◆ **STATED PROBLEM**: How many of the lines contain the string "icon"? Give the number, with no other words.

◆ **SUPPLIED RECORDS**:
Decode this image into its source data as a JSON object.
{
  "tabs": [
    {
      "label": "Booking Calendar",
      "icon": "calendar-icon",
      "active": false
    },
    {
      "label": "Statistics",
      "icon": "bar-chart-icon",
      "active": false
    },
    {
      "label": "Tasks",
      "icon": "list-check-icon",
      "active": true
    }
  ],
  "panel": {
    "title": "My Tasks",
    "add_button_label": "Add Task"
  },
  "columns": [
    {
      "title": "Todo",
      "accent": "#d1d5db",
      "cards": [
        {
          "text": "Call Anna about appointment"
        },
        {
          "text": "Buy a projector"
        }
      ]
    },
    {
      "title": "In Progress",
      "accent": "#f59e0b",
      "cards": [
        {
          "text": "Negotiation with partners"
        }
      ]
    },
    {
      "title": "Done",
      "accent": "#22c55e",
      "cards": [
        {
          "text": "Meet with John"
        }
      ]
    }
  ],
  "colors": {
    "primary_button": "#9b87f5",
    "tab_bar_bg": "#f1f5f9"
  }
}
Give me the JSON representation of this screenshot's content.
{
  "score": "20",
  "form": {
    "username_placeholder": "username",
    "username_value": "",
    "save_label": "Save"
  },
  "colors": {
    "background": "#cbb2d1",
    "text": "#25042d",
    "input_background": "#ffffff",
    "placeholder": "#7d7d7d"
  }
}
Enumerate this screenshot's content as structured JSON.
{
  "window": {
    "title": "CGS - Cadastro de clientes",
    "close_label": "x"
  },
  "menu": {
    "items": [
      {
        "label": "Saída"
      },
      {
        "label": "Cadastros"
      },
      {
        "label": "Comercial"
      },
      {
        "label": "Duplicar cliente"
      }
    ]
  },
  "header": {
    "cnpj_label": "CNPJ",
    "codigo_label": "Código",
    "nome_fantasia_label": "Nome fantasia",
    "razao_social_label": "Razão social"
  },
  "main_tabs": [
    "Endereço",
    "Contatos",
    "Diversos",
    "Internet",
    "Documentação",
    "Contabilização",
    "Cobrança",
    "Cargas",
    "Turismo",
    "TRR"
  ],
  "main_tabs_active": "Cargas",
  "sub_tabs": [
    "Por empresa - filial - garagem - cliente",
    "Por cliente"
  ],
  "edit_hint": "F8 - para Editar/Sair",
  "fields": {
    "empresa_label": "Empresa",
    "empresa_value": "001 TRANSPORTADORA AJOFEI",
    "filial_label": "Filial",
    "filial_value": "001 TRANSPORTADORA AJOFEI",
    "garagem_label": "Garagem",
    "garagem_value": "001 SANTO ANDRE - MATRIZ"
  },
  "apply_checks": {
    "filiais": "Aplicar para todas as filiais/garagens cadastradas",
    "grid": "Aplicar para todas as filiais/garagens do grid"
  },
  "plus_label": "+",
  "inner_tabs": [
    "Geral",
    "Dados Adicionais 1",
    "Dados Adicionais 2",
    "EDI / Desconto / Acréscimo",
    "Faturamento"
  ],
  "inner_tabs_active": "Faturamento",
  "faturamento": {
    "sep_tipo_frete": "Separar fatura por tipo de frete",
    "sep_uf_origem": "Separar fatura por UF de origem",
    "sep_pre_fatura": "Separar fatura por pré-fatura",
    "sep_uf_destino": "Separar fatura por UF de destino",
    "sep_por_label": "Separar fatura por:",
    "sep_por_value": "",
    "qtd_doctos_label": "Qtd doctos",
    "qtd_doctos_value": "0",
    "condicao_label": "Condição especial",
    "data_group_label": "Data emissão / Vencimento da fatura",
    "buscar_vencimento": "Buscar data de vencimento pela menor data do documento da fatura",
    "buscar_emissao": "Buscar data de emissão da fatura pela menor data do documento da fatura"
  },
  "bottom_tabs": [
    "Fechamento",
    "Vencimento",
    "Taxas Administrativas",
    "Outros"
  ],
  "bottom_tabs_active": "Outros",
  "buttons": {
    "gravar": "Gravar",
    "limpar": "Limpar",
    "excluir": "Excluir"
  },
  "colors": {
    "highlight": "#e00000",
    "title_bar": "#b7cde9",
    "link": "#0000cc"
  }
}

◆ **EXERCISE RESPONSE**: 3